#### Task brief
Please count the lines in the entries below that contain the word "measurement" and give only the number.

#### Data for processing
=======

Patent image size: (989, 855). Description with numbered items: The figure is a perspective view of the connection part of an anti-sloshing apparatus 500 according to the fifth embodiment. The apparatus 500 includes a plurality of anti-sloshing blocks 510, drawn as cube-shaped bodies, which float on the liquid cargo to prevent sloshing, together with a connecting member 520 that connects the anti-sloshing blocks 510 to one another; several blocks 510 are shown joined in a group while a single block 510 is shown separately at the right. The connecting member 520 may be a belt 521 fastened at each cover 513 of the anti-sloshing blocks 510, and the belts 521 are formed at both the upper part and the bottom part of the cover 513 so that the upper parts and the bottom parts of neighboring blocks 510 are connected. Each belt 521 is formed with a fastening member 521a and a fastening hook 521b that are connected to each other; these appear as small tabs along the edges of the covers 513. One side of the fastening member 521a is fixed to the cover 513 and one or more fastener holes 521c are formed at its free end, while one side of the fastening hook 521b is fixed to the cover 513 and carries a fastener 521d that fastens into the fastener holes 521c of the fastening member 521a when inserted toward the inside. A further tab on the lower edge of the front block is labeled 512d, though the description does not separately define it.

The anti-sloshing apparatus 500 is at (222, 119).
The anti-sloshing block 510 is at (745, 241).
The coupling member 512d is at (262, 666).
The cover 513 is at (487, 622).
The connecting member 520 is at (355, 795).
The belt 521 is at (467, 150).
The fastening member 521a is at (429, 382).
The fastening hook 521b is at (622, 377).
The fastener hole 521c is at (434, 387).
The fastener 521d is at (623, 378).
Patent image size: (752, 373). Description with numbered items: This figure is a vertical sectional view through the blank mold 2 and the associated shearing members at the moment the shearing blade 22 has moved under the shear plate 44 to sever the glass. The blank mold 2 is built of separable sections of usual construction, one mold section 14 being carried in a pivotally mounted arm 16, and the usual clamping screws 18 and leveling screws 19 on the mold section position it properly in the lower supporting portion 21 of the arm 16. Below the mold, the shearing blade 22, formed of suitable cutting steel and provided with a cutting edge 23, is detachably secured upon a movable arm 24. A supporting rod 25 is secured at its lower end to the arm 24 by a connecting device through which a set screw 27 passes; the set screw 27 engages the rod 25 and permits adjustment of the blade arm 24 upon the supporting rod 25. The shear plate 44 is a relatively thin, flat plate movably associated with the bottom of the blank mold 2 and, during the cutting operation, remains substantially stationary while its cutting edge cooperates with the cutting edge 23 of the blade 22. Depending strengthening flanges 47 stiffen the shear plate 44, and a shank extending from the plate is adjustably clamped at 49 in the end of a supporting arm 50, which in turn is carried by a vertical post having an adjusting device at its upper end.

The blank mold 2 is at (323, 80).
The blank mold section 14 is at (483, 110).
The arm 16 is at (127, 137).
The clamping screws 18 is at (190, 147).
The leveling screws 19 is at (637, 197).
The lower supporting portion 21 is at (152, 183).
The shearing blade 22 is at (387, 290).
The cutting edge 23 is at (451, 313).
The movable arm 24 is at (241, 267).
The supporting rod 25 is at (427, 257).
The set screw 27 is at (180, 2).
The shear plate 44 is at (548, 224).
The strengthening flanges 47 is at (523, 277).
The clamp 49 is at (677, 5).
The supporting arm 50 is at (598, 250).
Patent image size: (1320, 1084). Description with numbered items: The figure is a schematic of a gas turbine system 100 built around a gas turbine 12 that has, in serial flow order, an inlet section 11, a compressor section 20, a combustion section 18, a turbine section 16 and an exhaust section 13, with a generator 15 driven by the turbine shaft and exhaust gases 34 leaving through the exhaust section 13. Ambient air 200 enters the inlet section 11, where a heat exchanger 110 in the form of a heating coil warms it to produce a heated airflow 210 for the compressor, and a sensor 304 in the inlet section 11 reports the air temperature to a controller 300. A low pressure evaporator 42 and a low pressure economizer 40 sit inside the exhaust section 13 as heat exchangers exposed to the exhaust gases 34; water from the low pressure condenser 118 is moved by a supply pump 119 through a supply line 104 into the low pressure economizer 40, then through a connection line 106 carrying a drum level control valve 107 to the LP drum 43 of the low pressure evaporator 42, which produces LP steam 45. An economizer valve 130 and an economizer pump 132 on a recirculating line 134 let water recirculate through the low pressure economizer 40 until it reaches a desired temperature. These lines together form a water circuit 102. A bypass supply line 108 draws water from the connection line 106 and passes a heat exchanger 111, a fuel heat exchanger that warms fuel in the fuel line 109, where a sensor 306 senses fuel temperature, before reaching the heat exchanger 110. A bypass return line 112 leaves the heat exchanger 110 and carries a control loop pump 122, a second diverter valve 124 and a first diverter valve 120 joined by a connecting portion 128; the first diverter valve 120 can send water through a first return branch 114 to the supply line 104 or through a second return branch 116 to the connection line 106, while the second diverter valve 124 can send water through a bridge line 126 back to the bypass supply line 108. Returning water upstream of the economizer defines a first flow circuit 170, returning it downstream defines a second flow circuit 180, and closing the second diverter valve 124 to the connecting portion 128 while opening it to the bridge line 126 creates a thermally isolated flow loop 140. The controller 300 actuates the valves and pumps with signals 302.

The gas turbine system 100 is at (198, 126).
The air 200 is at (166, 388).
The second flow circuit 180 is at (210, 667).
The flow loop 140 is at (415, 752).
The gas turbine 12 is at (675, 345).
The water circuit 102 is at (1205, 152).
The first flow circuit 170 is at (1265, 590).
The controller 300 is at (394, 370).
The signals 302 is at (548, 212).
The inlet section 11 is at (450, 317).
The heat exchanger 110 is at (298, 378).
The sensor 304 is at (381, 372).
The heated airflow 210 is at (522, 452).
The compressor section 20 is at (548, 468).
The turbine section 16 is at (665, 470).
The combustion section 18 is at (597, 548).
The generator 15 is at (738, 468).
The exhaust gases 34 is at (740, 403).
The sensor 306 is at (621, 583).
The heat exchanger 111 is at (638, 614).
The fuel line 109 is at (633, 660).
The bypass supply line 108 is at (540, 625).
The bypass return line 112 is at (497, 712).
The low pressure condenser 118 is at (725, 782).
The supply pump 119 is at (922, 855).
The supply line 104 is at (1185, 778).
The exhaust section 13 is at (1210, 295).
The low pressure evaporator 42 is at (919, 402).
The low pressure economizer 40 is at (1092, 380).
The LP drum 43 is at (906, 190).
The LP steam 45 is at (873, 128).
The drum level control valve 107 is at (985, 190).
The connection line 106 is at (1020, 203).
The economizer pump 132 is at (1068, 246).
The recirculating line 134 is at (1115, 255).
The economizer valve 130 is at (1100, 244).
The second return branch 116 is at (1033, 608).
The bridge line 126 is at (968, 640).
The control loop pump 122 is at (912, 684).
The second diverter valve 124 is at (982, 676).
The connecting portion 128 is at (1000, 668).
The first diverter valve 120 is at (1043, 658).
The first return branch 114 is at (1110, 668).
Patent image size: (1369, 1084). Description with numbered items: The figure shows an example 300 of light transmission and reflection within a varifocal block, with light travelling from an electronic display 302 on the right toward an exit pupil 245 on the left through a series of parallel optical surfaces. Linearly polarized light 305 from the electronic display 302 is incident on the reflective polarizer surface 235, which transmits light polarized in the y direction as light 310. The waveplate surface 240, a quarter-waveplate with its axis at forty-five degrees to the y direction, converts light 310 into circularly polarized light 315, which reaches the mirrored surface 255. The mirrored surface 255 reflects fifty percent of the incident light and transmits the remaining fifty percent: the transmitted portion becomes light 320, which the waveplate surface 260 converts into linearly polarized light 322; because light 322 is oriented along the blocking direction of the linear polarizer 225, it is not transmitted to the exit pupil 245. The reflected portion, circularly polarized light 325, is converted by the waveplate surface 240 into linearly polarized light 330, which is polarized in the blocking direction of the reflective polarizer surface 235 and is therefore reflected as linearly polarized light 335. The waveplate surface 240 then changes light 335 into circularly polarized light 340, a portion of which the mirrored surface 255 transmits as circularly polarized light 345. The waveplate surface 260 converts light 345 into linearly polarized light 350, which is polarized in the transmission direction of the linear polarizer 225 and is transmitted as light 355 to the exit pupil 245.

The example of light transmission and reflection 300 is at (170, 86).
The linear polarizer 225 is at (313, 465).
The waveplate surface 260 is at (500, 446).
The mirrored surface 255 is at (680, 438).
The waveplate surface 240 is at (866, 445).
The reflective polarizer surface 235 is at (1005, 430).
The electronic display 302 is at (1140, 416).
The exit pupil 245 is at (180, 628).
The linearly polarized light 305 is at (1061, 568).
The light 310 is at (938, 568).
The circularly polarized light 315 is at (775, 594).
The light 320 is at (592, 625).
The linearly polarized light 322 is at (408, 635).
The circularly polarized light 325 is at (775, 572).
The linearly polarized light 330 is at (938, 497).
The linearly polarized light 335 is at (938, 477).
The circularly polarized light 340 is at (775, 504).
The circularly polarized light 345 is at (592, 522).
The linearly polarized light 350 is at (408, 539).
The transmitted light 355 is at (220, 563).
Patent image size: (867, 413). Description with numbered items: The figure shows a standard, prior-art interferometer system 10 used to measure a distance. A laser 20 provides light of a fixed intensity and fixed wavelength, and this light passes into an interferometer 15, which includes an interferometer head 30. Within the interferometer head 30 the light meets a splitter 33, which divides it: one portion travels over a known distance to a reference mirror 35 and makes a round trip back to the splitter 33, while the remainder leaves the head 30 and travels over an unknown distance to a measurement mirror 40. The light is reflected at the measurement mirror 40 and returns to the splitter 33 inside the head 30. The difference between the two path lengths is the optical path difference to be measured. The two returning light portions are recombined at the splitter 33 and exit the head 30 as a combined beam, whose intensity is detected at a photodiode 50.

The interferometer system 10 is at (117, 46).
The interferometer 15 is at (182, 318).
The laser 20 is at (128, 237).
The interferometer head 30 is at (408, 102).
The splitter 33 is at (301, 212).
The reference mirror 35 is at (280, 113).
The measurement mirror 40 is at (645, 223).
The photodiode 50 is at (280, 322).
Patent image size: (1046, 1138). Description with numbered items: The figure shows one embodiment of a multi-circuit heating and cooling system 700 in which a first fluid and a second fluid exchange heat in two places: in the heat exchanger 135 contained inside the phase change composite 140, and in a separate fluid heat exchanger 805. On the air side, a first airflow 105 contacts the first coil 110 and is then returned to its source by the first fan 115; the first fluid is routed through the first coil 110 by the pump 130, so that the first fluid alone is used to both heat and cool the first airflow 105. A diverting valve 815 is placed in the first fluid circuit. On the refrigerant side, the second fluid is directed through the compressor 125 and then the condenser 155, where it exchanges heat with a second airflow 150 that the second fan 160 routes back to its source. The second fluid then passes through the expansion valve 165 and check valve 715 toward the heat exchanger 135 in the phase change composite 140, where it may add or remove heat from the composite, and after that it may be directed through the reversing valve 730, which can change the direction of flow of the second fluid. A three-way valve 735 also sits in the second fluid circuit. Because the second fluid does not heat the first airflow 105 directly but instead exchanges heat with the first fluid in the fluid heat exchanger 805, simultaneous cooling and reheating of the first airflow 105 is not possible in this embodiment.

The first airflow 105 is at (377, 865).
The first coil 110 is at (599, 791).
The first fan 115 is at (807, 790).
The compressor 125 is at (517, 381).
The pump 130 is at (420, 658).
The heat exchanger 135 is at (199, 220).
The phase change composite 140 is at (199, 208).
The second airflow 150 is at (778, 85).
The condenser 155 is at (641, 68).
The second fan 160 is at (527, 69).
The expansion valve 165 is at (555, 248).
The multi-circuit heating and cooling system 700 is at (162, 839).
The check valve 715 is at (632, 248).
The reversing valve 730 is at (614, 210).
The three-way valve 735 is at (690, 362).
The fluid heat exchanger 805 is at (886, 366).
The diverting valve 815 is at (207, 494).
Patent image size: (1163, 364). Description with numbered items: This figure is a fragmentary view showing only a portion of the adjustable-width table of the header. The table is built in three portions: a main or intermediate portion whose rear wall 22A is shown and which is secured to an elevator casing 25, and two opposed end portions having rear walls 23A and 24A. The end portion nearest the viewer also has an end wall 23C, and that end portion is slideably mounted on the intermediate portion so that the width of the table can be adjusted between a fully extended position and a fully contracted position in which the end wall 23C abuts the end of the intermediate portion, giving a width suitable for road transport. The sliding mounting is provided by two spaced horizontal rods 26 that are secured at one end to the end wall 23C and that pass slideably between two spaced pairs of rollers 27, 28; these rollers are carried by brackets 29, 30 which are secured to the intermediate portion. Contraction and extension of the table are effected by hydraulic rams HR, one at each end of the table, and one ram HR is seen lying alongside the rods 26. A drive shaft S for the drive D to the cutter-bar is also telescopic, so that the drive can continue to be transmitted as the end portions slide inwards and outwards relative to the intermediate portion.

=======

#### Final result
2